*WRITTEN INSTRUCTION*: Count lines with "Peñalolén" in them. Report only the total.

[Dataset items]
——

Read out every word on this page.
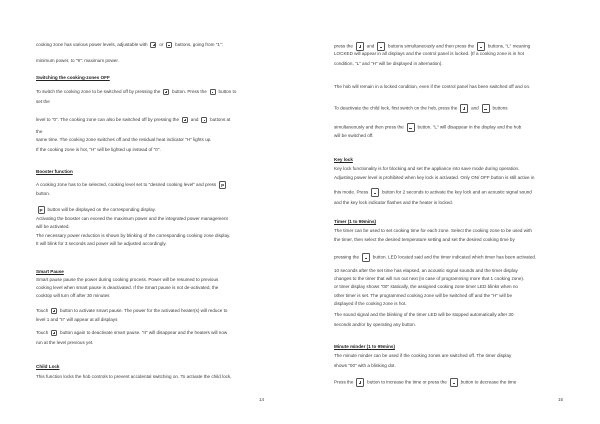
cooking zone has various power levels, adjustable with  or  buttons, going from "1":
minimum power, to "9": maximum power.
Switching the cooking-zones OFF
To switch the cooking zone to be switched off by pressing the  button. Press the  button to
set the
level to "0". The cooking zone can also be switched off by pressing the  and  buttons at
the
same time. The cooking zone switches off and the residual heat indicator "H" lights up.
If the cooking zone is hot, "H" will be lighted up instead of "0".
Booster function
A cooking zone has to be selected, cooking level set to "desired cooking level" and press P
button.
P button will be displayed on the corresponding display.
Activating the booster can exceed the maximum power and the integrated power management
will be activated.
The necessary power reduction is shown by blinking of the corresponding cooking zone display.
It will blink for 3 seconds and power will be adjusted accordingly.
Smart Pause
Smart pause pause the power during cooking process. Power will be resumed to previous
cooking level when smart pause is deactivated. If the Smart pause is not de-activated, the
cooktop will turn off after 30 minutes
Touch  button to activate smart pause. The power for the activated heater(s) will reduce to
level 1 and "II" will appear at all displays
Touch  button again to deactivate smart pause. "II" will disappear and the heaters will now
run at the level previous yet.
Child Lock
This function locks the hob controls to prevent accidental switching on. To activate the child lock,
14
press the  and  buttons simultaneously and then press the  buttons, "L" meaning
LOCKED will appear in all displays and the control panel is locked. (If a cooking zone is in hot
condition, "L" and "H" will be displayed in alternation).
The hob will remain in a locked condition, even if the control panel has been switched off and on.
To deactivate the child lock, first switch on the hob, press the  and  buttons
simultaneously and then press the  button. "L" will disappear in the display and the hob
will be switched off.
Key lock
Key lock functionality is for blocking and set the appliance into save mode during operation.
Adjusting power level is prohibited when key lock is activated. Only ON/ OFF button is still active in
this mode. Press  button for 2 seconds to activate the key lock and an acoustic signal sound
and the key lock indicator flashes and the heater is locked.
Timer (1 to 99mins)
The timer can be used to set cooking time for each zone. Select the cooking zone to be used with
the timer, then select the desired temperature setting and set the desired cooking time by
pressing the  button. LED located said and the timer indicated which timer has been activated.
10 seconds after the set time has elapsed, an acoustic signal sounds and the timer display
changes to the timer that will run out next (in case of programming more that 1 cooking zone).
or timer display shows "00" statically, the assigned cooking zone timer LED blinks when no
other timer is set. The programmed cooking zone will be switched off and the "H" will be
displayed if the cooking zone is hot.
The sound signal and the blinking of the timer LED will be stopped automatically after 30
seconds and/or by operating any button.
Minute minder (1 to 99mins)
The minute minder can be used if the cooking zones are switched off. The timer display
shows "00" with a blinking dot.
Press the  button to increase the time or press the  button to decrease the time
15
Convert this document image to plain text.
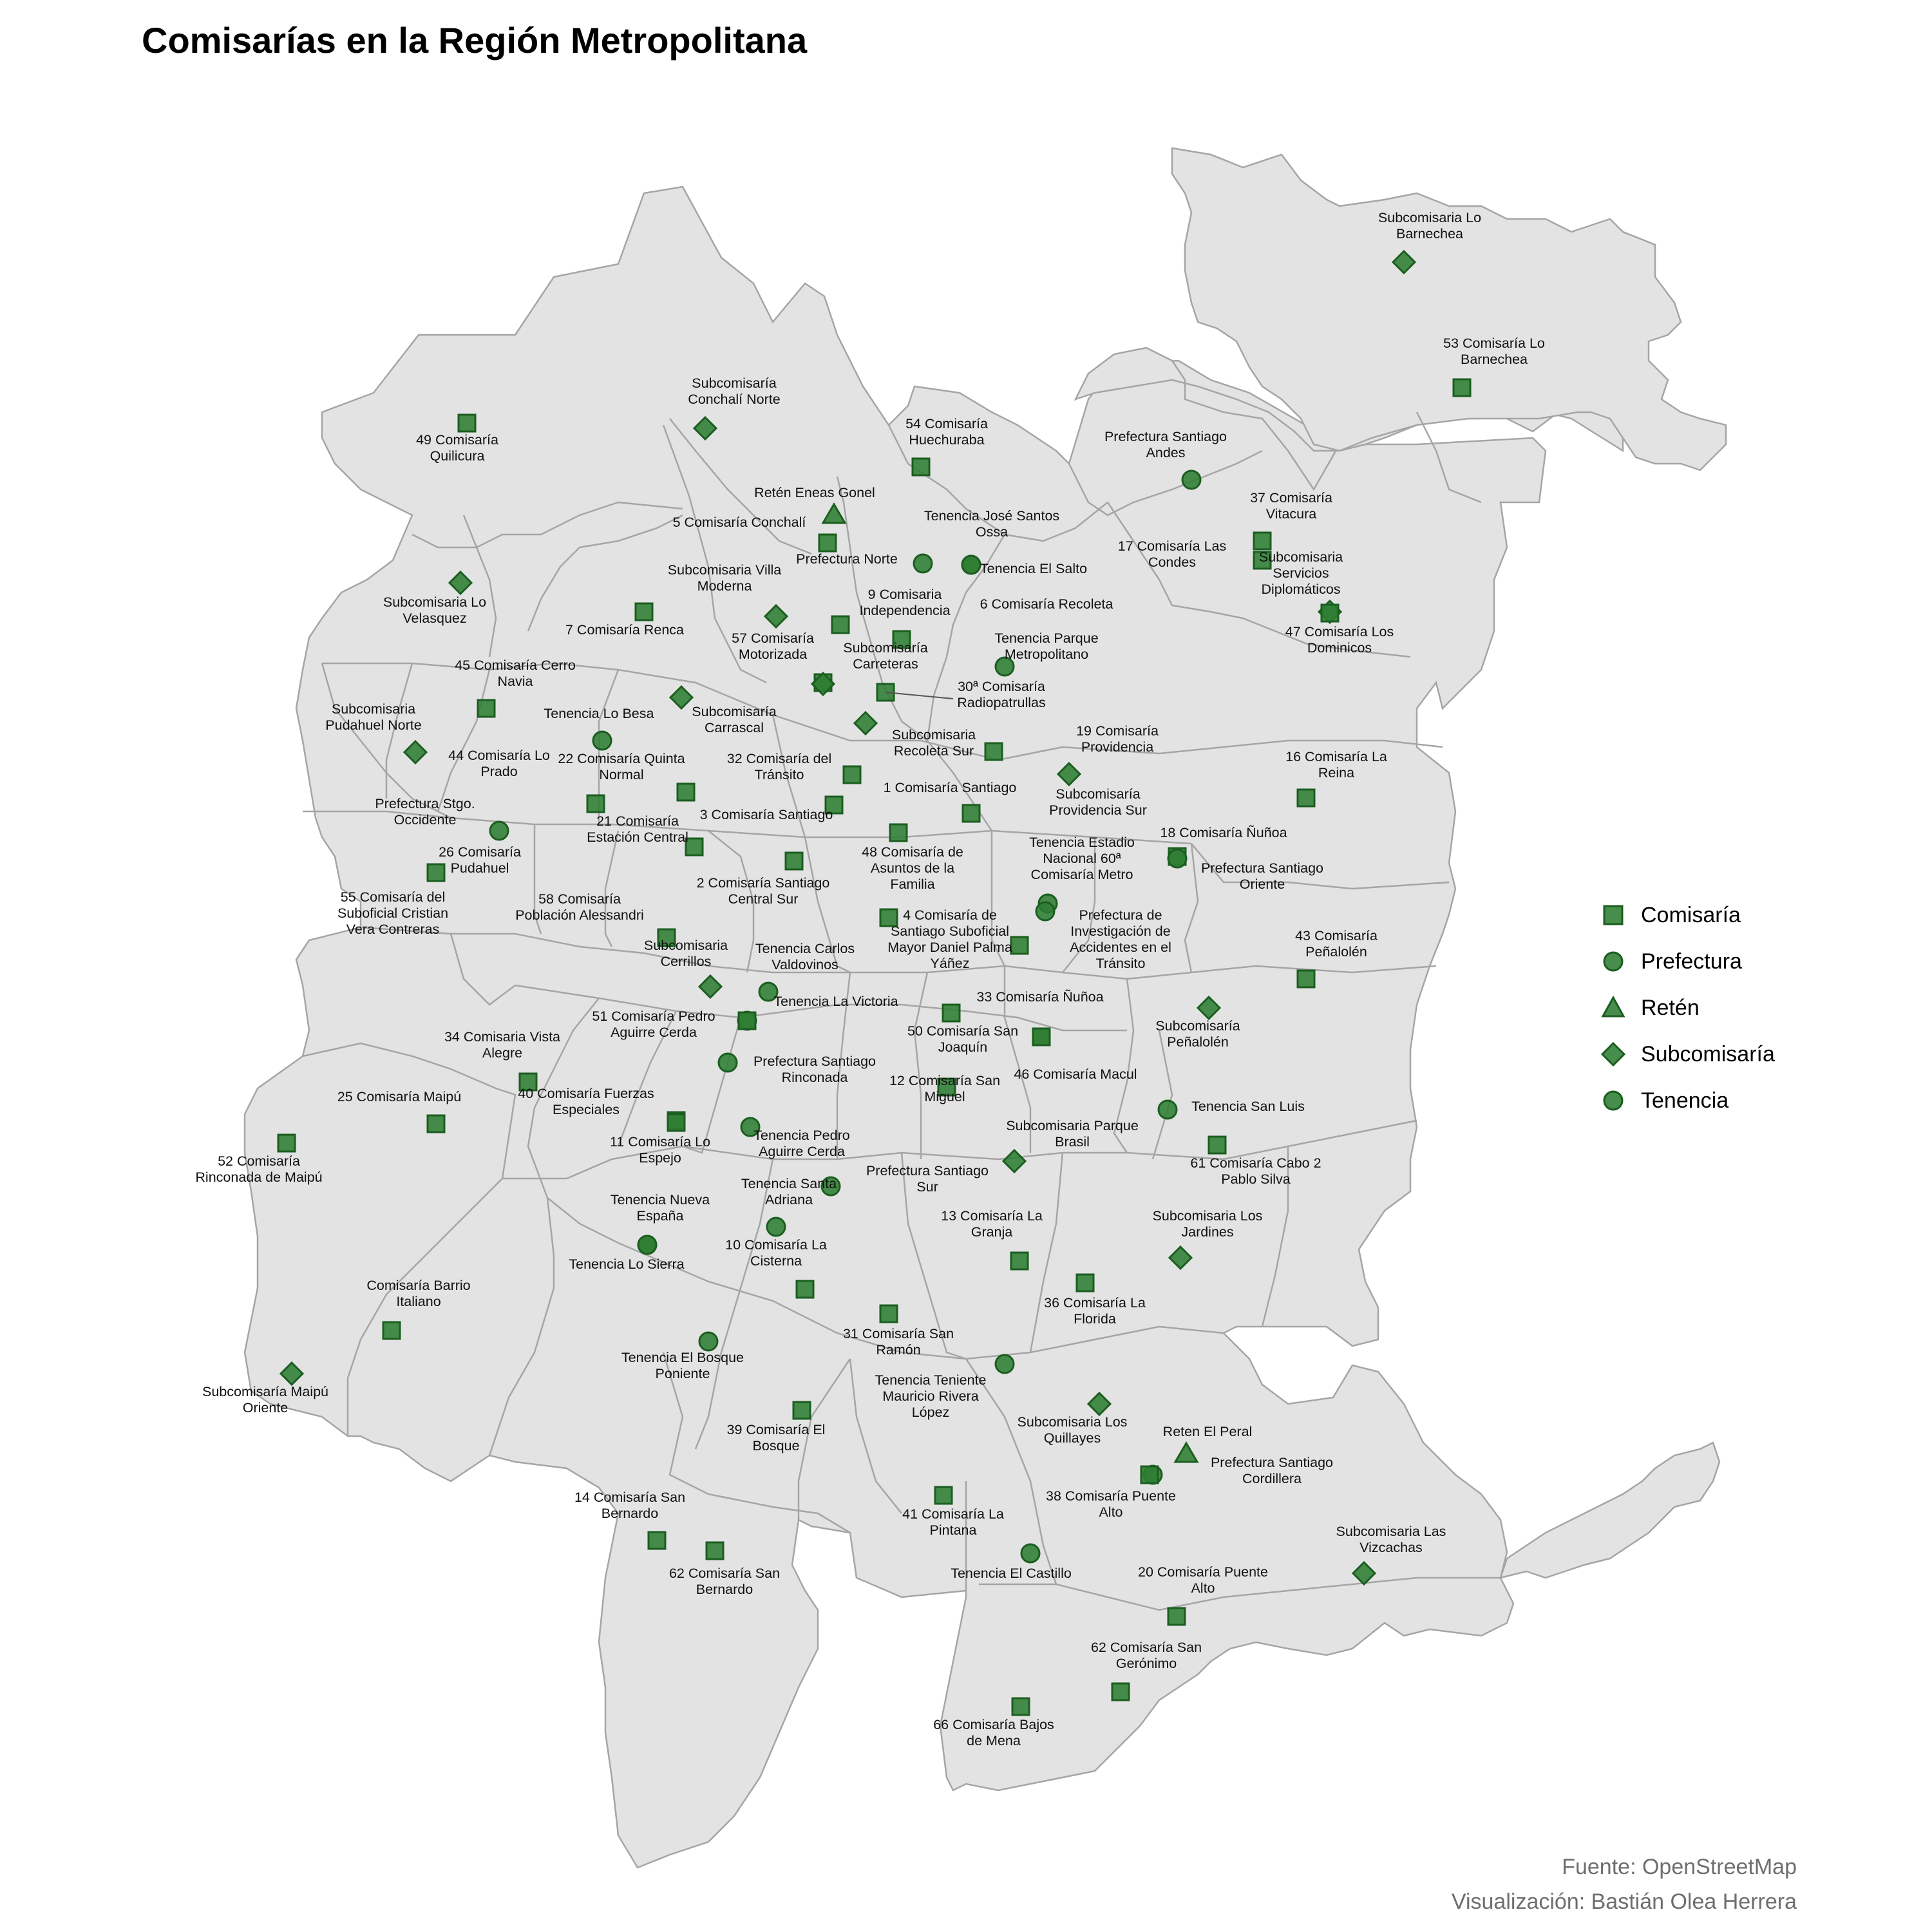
Comisarías en la Región Metropolitana
Subcomisaria Lo Barnechea
53 Comisaría Lo Barnechea
Prefectura Santiago Andes
37 Comisaría Vitacura
17 Comisaría Las Condes	Subcomisaria Servicios Diplomáticos
47 Comisaría Los Dominicos
49 Comisaría Quilicura
Subcomisaría Conchalí Norte
54 Comisaría Huechuraba
Retén Eneas Gonel
5 Comisaría Conchalí	Tenencia José Santos Ossa
Prefectura Norte
Tenencia El Salto
Subcomisaria Lo Velasquez
Subcomisaria Villa Moderna
9 Comisaria Independencia 6 Comisaría Recoleta
7 Comisaría Renca
57 Comisaría Motorizada	Subcomisaría Carreteras
Tenencia Parque Metropolitano
30ª Comisaría Radiopatrullas
45 Comisaría Cerro Navia
Tenencia Lo Besa	Subcomisaría Carrascal
Subcomisaria Pudahuel Norte
44 Comisaría Lo Prado
22 Comisaría Quinta Normal
32 Comisaría del Tránsito
Subcomisaria Recoleta Sur
19 Comisaría Providencia
16 Comisaría La Reina
1 Comisaría Santiago	Subcomisaría Providencia Sur
Prefectura Stgo. Occidente	21 Comisaría Estación Central
3 Comisaría Santiago
18 Comisaría Ñuñoa
26 Comisaría Pudahuel
Tenencia Estadio Nacional 60ª Comisaría Metro
48 Comisaría de Asuntos de la Familia
Prefectura Santiago Oriente
2 Comisaría Santiago Central Sur
55 Comisaría del Suboficial Cristian Vera Contreras
58 Comisaría Población Alessandri	4 Comisaría de Santiago Suboficial Mayor Daniel Palma Yáñez
Prefectura de Investigación de Accidentes en el Tránsito
43 Comisaría Peñalolén
Subcomisaria Cerrillos
Tenencia Carlos Valdovinos
Tenencia La Victoria	33 Comisaría Ñuñoa
51 Comisaría Pedro Aguirre Cerda	50 Comisaría San Joaquín
Subcomisaría Peñalolén
34 Comisaria Vista Alegre
Prefectura Santiago Rinconada	46 Comisaría Macul
25 Comisaría Maipú	40 Comisaría Fuerzas Especiales
12 Comisaría San Miguel
Tenencia San Luis
52 Comisaría Rinconada de Maipú
11 Comisaría Lo Espejo
Tenencia Pedro Aguirre Cerda
Subcomisaria Parque Brasil
61 Comisaría Cabo 2 Pablo Silva
Prefectura Santiago Sur
Tenencia Santa Adriana
Tenencia Nueva España	Subcomisaria Los Jardines
13 Comisaría La Granja
10 Comisaría La Cisterna
Tenencia Lo Sierra
Comisaría Barrio Italiano	36 Comisaría La Florida
31 Comisaría San Ramón
Tenencia El Bosque Poniente	Tenencia Teniente Mauricio Rivera López
Subcomisaría Maipú Oriente
Subcomisaria Los Quillayes	Reten El Peral
39 Comisaría El Bosque
Prefectura Santiago Cordillera
38 Comisaría Puente Alto
14 Comisaría San Bernardo	41 Comisaría La Pintana	Subcomisaria Las Vizcachas
62 Comisaría San Bernardo
Tenencia El Castillo	20 Comisaría Puente Alto
62 Comisaría San Gerónimo
66 Comisaría Bajos de Mena
Comisaría
Prefectura
Retén
Subcomisaría
Tenencia
Fuente: OpenStreetMap
Visualización: Bastián Olea Herrera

——

*REPLY TO THE EXERCISE*: 2